Exercise task:
Scan the entries below and report only how many lines contain "JSON".

Records supplied start

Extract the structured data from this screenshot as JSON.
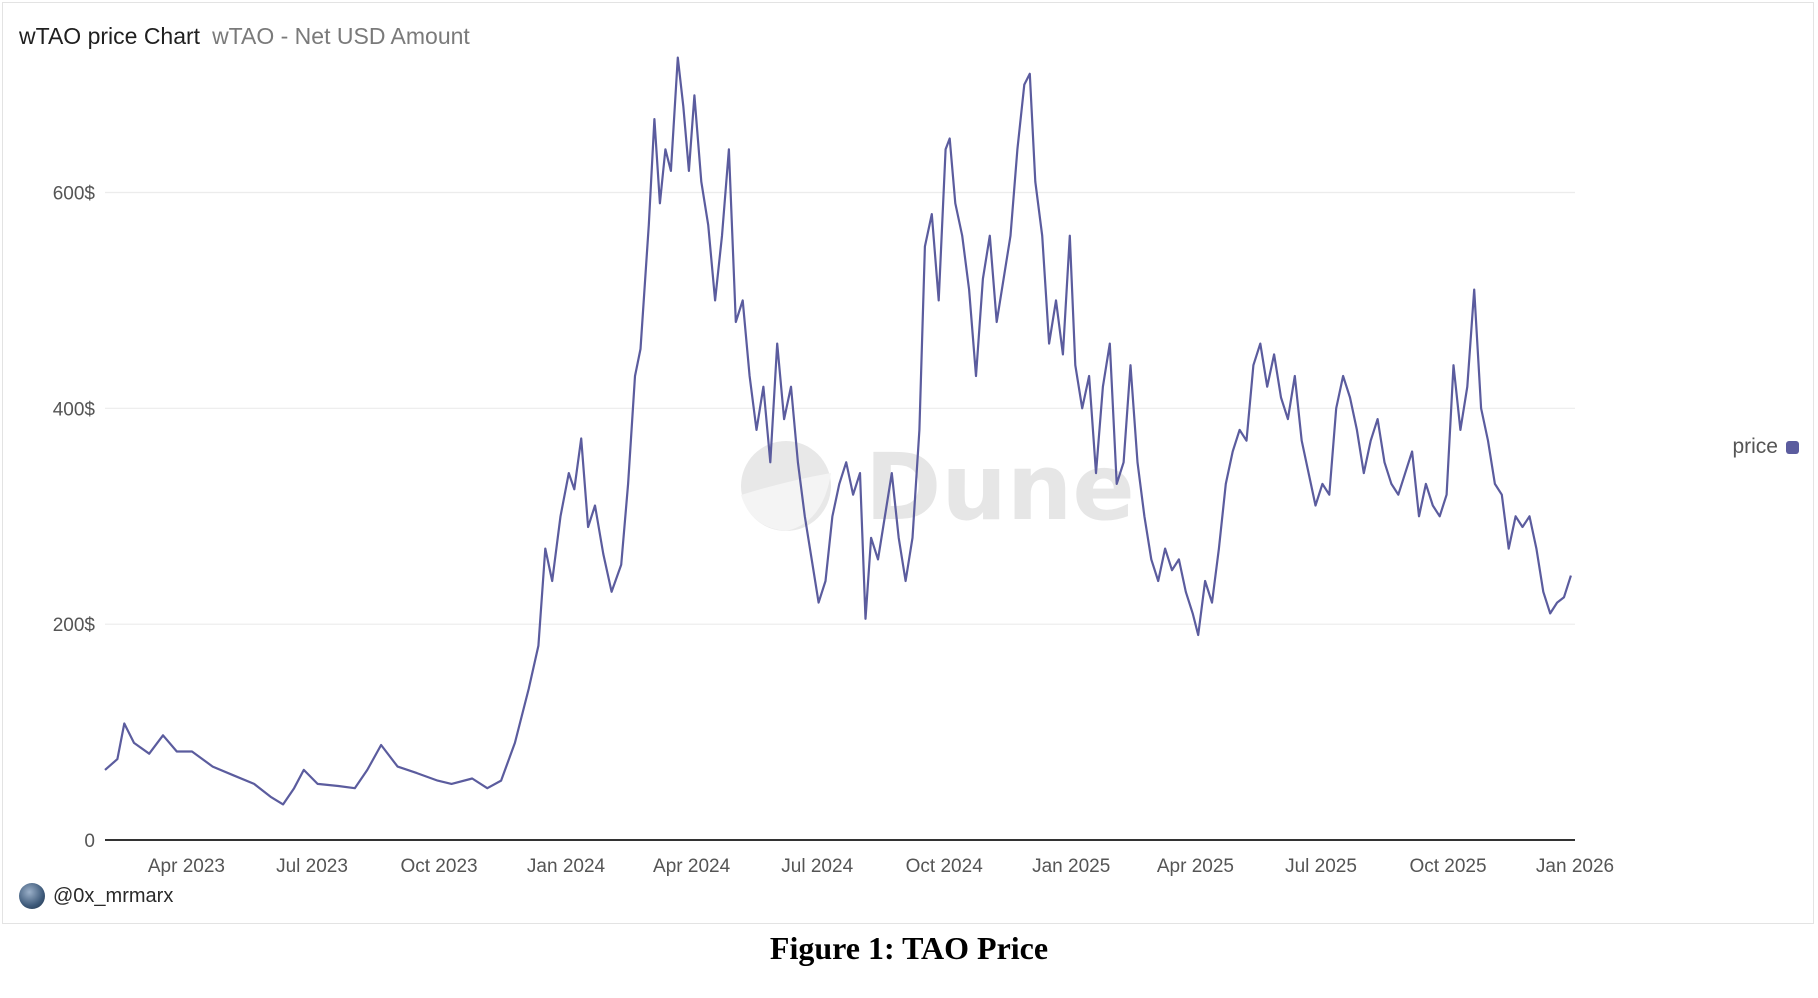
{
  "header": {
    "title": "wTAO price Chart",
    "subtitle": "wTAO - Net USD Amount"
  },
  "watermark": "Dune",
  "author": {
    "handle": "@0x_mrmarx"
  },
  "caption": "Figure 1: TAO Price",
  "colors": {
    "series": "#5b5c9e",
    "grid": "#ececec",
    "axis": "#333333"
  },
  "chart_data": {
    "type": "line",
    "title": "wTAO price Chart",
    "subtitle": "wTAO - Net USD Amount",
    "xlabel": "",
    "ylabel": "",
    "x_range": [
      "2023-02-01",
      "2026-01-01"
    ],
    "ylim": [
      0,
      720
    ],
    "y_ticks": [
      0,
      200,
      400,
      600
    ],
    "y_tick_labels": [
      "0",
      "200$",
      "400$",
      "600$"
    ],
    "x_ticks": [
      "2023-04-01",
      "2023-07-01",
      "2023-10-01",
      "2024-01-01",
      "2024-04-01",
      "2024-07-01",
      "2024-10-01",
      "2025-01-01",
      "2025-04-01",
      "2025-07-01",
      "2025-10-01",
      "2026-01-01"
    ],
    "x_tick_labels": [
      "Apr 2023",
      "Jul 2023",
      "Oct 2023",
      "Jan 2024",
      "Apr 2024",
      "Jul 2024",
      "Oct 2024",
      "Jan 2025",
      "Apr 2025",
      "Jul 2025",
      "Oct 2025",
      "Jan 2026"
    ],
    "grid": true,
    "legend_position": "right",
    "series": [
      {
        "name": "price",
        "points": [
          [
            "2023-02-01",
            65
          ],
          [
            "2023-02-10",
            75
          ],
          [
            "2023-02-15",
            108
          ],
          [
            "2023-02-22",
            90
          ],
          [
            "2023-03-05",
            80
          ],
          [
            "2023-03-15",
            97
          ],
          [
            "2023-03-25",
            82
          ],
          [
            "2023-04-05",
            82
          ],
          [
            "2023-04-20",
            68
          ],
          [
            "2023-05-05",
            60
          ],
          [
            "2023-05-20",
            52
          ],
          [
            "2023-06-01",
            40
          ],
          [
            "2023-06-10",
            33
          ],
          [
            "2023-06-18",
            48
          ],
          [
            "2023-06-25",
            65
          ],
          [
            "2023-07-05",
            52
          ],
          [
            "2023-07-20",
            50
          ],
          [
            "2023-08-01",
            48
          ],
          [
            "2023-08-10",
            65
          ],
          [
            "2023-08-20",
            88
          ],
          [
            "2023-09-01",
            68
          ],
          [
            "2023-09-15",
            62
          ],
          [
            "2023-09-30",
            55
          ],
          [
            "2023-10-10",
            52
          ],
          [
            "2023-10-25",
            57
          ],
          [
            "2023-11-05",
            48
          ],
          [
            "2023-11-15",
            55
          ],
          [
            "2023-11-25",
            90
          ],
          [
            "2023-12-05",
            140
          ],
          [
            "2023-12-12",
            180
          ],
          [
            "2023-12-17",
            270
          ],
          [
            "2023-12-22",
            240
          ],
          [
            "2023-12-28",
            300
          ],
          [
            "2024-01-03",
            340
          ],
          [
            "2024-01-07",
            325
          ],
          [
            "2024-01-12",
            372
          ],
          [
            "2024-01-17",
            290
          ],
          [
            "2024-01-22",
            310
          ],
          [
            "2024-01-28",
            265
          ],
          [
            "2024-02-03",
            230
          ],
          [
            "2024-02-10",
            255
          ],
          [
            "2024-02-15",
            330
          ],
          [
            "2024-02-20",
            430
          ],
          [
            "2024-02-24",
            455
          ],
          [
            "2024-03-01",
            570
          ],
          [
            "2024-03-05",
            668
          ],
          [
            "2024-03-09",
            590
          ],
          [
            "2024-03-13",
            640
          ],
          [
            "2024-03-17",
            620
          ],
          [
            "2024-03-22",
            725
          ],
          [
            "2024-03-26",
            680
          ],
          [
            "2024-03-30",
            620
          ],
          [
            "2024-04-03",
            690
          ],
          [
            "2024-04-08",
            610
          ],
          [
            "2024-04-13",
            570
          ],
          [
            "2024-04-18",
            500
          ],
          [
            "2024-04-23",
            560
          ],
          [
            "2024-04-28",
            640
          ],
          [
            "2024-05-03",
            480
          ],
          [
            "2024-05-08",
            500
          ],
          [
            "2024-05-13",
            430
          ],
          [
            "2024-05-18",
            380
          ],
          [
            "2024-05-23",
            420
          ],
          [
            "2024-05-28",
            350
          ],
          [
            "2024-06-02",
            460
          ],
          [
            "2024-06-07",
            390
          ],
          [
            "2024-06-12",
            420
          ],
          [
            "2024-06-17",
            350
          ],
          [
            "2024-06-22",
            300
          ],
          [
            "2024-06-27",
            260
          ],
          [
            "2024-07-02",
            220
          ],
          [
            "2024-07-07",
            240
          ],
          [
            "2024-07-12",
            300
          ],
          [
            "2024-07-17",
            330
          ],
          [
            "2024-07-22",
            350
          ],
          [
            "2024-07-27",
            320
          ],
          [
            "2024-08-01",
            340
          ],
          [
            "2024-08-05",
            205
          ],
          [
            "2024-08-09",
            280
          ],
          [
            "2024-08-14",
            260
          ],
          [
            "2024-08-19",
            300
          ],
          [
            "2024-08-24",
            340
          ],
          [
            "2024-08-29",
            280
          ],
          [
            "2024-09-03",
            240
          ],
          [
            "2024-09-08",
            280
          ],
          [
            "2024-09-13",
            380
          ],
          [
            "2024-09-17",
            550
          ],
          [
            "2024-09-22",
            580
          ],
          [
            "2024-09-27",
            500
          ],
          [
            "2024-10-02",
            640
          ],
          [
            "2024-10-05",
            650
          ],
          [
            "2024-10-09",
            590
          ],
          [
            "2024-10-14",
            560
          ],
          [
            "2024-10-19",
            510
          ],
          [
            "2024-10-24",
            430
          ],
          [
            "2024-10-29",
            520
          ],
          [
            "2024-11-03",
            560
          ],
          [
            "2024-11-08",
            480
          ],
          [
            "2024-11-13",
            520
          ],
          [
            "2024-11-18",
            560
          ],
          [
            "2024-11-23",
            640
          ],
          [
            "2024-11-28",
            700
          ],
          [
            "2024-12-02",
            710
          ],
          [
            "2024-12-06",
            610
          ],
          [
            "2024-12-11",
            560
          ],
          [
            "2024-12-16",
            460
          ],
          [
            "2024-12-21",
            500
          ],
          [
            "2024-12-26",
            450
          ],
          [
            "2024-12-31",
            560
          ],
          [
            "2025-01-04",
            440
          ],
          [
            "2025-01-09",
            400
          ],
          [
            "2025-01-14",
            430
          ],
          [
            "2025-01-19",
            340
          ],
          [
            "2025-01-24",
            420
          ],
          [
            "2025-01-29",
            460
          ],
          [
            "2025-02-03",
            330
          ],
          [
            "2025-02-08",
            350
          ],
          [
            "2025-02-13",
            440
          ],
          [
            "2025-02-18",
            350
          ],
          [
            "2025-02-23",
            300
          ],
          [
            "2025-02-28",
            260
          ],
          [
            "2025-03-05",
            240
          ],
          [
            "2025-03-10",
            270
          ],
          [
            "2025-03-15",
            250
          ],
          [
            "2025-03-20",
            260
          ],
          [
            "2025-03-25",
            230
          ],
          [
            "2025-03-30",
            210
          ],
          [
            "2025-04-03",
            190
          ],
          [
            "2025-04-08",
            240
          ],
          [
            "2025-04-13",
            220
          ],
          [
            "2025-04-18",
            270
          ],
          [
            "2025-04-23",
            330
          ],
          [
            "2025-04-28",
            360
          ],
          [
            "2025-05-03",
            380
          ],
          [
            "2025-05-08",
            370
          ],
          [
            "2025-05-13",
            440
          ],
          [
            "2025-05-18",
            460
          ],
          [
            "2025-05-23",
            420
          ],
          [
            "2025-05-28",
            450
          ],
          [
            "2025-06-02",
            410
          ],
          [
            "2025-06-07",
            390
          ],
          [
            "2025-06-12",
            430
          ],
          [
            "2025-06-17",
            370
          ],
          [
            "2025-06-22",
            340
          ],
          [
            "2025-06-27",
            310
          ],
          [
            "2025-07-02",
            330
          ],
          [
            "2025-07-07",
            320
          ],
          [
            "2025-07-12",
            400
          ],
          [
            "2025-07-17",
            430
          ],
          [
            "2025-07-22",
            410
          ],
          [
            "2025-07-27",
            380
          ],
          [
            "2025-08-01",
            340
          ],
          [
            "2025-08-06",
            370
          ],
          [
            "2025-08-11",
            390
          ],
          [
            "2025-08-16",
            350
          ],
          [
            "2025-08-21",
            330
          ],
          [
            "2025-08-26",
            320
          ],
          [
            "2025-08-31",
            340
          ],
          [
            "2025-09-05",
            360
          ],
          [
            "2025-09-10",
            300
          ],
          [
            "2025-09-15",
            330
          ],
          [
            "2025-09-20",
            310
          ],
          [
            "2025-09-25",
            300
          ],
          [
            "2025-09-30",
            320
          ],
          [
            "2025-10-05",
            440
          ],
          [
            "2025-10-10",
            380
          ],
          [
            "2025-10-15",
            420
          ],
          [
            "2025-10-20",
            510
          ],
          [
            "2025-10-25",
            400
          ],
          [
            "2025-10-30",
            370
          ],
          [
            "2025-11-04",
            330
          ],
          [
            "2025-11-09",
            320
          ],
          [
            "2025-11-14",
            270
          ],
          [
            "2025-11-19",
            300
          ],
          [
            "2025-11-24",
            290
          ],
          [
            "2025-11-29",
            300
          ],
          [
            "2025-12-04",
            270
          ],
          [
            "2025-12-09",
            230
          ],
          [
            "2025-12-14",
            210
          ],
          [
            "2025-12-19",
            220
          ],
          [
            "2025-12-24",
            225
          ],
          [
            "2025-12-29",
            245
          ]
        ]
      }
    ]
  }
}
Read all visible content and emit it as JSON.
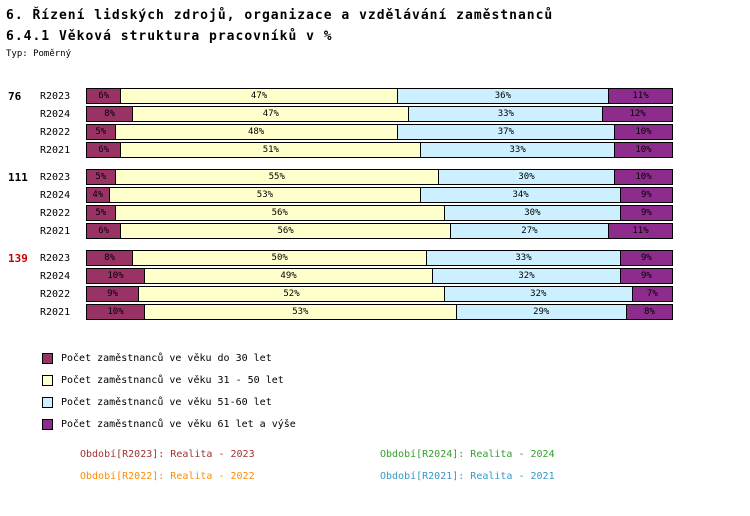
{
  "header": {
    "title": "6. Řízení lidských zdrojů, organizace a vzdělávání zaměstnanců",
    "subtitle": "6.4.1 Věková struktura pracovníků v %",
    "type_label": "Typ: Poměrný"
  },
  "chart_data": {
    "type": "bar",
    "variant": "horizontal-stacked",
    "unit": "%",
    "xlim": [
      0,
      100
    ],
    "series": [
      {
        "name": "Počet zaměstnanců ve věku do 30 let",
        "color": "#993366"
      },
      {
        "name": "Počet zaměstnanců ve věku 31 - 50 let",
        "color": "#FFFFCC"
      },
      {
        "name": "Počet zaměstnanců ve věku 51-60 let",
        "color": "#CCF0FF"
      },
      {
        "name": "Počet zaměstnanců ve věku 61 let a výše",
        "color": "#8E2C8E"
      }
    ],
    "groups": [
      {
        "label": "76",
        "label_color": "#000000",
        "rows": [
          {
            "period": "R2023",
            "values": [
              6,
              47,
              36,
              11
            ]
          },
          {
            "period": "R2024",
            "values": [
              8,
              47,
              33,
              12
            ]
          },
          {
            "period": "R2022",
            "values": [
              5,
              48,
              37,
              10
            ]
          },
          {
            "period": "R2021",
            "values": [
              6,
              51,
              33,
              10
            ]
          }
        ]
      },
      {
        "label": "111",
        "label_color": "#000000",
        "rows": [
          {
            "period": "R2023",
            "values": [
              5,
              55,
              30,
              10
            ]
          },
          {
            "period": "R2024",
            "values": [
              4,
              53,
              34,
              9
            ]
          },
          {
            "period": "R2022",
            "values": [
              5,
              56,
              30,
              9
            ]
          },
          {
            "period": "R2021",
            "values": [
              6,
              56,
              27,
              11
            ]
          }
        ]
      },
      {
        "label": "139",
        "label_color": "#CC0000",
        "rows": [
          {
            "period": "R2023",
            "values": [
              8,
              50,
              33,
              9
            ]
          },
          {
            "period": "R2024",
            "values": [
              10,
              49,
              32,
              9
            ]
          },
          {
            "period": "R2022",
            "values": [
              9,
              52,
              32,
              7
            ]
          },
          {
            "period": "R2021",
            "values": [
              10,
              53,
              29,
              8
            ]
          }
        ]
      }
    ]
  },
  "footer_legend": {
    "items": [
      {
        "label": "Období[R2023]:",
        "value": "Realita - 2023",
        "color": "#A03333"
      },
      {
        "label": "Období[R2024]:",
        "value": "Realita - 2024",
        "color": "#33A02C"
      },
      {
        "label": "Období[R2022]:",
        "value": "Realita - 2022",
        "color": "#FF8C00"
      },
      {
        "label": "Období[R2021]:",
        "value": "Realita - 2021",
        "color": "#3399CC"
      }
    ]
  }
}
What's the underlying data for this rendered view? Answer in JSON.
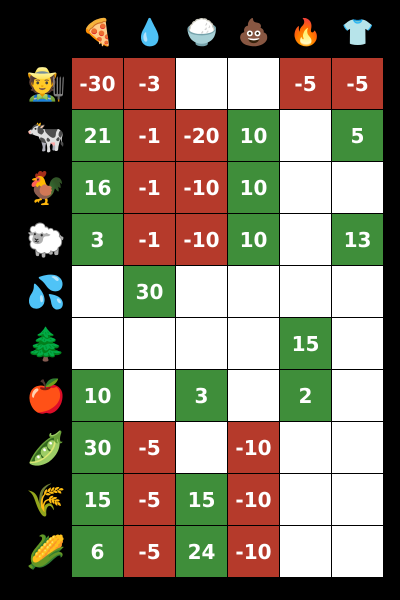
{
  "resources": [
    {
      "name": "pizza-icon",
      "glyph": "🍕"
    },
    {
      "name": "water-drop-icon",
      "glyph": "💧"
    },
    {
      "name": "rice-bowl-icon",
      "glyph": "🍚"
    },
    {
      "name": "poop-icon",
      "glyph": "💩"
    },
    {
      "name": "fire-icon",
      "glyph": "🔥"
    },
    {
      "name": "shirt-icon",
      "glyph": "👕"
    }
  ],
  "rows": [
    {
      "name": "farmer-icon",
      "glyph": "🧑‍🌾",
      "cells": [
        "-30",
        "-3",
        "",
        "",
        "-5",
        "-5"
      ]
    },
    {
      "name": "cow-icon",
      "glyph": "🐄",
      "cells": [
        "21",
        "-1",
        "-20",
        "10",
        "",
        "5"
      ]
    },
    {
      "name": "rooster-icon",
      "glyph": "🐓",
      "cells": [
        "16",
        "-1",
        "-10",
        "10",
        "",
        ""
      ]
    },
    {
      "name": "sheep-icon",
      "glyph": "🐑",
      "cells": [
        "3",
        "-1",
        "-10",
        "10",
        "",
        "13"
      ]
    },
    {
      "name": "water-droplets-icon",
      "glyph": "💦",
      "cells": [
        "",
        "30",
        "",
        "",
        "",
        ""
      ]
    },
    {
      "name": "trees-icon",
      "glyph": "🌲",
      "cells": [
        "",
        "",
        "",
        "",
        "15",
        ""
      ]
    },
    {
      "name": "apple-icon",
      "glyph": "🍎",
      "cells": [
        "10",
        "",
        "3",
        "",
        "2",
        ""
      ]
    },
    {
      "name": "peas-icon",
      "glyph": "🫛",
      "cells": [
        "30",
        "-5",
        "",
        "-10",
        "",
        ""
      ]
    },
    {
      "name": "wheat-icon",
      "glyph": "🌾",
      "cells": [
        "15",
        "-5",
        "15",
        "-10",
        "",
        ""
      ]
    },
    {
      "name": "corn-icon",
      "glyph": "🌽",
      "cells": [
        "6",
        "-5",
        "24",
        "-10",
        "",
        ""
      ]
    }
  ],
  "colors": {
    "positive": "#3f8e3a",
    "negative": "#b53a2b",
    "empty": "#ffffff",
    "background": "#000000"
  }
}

Records supplied end

In response:
3